### Exercise task:
Return unchanged the portion of the items below that opens with the line containing "Output each element" and closes with the line containing "legend: Storage and", including both of those lines. Omit the pictures from your answer.

(Spatial layout entries)
-=-=-=-=-
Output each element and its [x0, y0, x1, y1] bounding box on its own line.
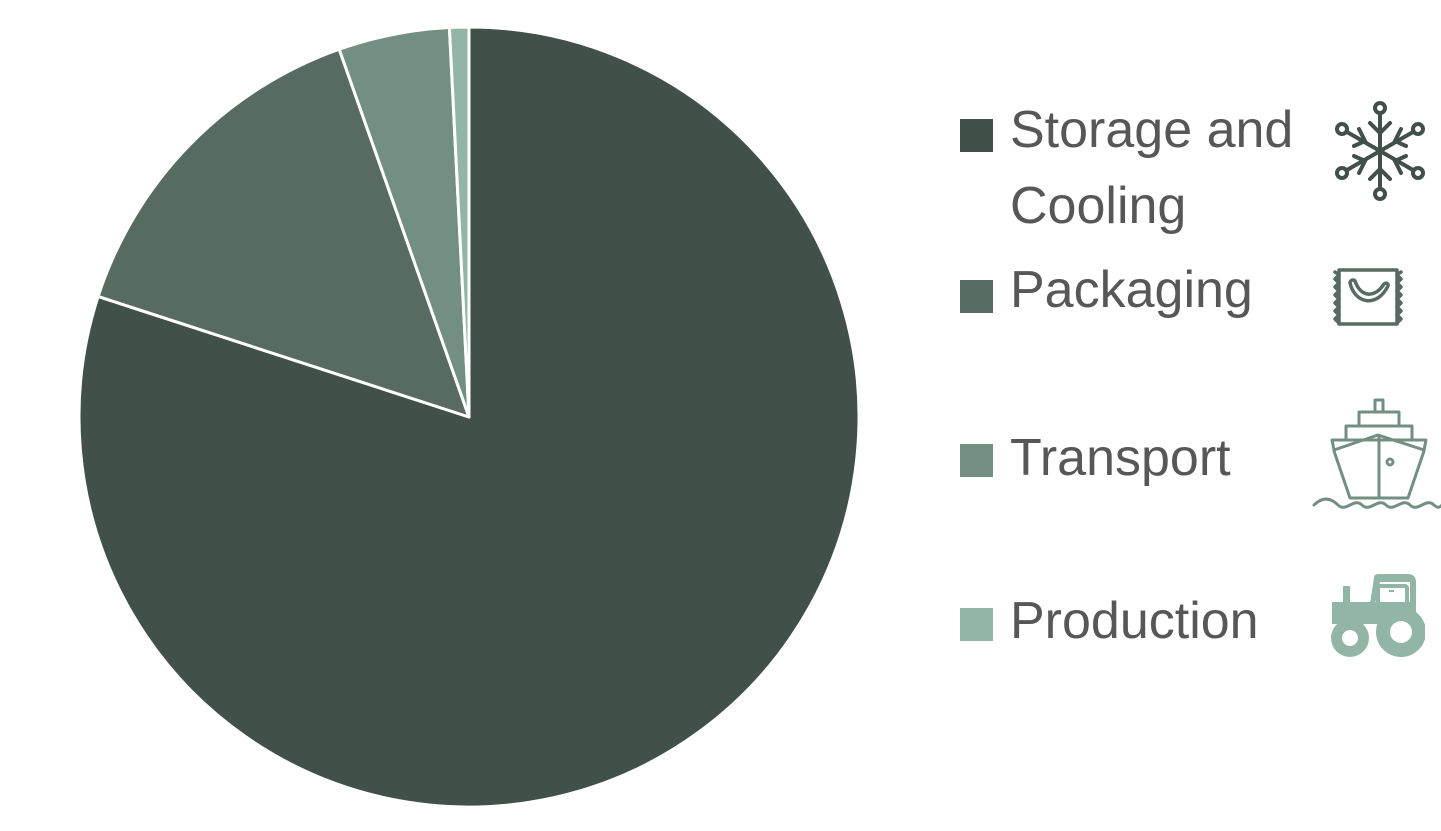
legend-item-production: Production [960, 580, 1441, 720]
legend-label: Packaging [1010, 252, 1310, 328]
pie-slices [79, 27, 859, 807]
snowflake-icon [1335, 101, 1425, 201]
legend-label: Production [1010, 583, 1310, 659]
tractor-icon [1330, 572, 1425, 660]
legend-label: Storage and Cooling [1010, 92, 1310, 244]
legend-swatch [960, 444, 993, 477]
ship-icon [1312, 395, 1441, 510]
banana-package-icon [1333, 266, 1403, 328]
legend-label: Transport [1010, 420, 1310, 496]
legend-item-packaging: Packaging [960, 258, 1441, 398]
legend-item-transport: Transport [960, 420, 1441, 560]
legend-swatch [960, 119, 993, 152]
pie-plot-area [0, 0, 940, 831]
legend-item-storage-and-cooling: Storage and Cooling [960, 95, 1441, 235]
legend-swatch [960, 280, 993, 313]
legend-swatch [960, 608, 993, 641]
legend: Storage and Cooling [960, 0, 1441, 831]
-=-=-=-=-
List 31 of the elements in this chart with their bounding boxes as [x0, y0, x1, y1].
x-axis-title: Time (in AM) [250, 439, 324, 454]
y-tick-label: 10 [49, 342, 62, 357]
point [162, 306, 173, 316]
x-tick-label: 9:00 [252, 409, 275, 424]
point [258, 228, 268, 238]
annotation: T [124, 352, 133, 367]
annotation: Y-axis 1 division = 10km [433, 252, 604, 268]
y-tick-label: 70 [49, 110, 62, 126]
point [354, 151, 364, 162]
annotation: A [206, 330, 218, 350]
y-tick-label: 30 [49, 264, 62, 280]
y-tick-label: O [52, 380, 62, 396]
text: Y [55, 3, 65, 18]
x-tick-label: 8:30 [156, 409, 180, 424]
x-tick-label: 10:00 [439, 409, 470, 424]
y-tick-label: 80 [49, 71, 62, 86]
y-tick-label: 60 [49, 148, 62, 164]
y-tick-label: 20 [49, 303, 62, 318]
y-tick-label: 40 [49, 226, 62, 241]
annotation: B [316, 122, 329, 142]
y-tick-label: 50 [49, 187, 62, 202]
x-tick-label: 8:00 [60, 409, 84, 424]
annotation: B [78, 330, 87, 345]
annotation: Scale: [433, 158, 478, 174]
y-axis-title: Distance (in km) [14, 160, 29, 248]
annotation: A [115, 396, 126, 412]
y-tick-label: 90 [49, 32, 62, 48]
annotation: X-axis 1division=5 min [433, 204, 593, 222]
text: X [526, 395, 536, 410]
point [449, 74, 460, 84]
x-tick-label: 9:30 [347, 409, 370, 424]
-=-=-=-=-
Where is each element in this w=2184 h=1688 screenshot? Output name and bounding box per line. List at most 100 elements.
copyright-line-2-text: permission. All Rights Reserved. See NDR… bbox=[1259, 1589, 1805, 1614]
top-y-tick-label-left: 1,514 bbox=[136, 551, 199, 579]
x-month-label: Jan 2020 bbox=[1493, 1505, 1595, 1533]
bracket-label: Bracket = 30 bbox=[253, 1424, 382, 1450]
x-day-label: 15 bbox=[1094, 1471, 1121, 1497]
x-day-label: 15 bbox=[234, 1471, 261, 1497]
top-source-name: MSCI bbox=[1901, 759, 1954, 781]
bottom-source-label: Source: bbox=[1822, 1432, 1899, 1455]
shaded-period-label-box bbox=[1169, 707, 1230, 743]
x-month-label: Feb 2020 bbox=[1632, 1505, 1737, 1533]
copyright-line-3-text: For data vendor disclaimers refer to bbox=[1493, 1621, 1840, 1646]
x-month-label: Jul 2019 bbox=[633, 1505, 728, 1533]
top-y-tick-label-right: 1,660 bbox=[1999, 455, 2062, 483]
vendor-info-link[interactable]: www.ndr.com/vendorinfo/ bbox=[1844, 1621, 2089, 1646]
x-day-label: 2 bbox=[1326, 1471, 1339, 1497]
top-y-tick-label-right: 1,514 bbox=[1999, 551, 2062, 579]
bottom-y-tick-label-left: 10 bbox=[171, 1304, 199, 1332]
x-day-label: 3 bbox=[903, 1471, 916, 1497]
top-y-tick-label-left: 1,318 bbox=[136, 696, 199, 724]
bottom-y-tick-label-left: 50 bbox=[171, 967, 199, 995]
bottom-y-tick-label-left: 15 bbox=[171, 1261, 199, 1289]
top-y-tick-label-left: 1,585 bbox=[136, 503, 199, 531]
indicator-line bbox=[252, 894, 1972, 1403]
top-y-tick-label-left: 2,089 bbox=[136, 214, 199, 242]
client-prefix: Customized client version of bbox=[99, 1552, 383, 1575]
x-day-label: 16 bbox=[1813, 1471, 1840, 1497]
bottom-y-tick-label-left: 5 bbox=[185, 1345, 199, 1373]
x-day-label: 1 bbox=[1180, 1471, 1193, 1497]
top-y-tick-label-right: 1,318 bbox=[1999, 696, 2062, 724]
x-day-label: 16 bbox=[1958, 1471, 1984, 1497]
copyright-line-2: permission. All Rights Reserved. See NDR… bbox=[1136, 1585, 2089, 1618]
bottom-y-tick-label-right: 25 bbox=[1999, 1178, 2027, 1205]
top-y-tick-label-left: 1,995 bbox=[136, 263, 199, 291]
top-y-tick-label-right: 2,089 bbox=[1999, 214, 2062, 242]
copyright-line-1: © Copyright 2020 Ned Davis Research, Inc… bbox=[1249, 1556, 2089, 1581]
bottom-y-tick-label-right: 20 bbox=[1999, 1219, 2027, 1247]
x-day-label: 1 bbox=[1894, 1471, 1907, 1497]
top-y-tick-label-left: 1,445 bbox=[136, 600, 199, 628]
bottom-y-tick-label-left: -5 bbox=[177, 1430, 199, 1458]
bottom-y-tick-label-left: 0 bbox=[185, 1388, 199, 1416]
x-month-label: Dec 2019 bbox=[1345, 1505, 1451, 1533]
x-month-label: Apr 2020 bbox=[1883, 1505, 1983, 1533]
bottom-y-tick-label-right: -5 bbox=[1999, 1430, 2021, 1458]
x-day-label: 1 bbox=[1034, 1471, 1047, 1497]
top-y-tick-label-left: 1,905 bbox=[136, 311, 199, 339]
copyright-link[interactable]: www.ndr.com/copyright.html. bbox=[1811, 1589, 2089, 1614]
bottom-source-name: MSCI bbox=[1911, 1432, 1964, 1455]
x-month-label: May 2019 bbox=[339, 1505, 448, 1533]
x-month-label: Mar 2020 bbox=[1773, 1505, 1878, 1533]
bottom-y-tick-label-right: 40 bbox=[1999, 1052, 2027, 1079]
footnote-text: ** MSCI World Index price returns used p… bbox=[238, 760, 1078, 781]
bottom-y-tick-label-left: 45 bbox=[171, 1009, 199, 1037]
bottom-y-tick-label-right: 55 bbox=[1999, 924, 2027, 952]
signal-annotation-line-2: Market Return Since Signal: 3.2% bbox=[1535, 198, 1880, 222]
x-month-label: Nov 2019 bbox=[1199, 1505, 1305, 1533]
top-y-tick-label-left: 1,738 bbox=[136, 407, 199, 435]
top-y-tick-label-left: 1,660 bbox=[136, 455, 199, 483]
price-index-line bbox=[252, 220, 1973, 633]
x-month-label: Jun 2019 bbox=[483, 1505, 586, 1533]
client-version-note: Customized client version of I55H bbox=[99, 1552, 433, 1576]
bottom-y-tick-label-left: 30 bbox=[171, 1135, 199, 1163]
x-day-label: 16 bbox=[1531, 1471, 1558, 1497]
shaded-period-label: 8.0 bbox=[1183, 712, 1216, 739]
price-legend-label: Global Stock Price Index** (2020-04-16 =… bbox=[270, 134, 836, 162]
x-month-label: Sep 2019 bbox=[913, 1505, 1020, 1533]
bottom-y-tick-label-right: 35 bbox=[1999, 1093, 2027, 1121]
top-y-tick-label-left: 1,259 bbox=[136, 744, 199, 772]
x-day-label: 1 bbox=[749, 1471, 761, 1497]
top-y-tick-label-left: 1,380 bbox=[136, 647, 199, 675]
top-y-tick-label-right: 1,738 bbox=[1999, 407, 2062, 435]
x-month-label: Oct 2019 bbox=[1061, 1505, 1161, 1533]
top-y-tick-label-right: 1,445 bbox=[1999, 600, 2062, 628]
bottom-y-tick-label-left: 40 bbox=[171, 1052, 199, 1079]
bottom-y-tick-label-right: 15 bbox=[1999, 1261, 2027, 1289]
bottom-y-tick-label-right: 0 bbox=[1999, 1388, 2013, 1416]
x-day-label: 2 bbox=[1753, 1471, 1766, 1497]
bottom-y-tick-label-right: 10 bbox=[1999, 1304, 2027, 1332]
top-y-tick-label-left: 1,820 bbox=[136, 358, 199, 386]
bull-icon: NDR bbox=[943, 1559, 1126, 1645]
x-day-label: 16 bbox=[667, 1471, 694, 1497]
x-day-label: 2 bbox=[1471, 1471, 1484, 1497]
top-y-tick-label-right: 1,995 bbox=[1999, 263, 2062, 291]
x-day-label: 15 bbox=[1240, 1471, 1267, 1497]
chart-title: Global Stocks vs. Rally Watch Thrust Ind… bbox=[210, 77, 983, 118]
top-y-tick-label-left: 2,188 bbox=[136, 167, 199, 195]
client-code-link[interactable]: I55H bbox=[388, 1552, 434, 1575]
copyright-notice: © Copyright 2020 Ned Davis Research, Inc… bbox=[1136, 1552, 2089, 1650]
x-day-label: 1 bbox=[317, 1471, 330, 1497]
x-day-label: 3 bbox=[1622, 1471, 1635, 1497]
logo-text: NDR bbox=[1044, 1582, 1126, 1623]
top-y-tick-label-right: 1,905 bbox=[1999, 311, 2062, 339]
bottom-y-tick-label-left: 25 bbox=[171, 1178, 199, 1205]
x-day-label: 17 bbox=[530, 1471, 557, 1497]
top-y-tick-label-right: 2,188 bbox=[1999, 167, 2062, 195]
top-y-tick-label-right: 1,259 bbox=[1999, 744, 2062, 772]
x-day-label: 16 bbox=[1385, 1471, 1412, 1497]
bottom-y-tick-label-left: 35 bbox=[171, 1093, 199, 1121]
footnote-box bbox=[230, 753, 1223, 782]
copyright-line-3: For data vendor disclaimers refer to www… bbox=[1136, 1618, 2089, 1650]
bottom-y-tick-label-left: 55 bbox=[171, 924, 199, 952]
-=-=-=-=-
### Answer to the problem:
Output each element and its [x0, y0, x1, y1] bounding box on its own line.
legend-item-production: Production [960, 580, 1441, 720]
legend-label: Packaging [1010, 252, 1310, 328]
pie-slices [79, 27, 859, 807]
snowflake-icon [1335, 101, 1425, 201]
legend-label: Production [1010, 583, 1310, 659]
tractor-icon [1330, 572, 1425, 660]
legend-label: Storage and Cooling [1010, 92, 1310, 244]
legend-swatch [960, 444, 993, 477]
ship-icon [1312, 395, 1441, 510]
banana-package-icon [1333, 266, 1403, 328]
legend-label: Transport [1010, 420, 1310, 496]
legend-item-packaging: Packaging [960, 258, 1441, 398]
legend-item-transport: Transport [960, 420, 1441, 560]
legend-swatch [960, 119, 993, 152]
pie-plot-area [0, 0, 940, 831]
legend-item-storage-and-cooling: Storage and Cooling [960, 95, 1441, 235]
legend-swatch [960, 280, 993, 313]
legend-swatch [960, 608, 993, 641]
legend: Storage and Cooling [960, 0, 1441, 831]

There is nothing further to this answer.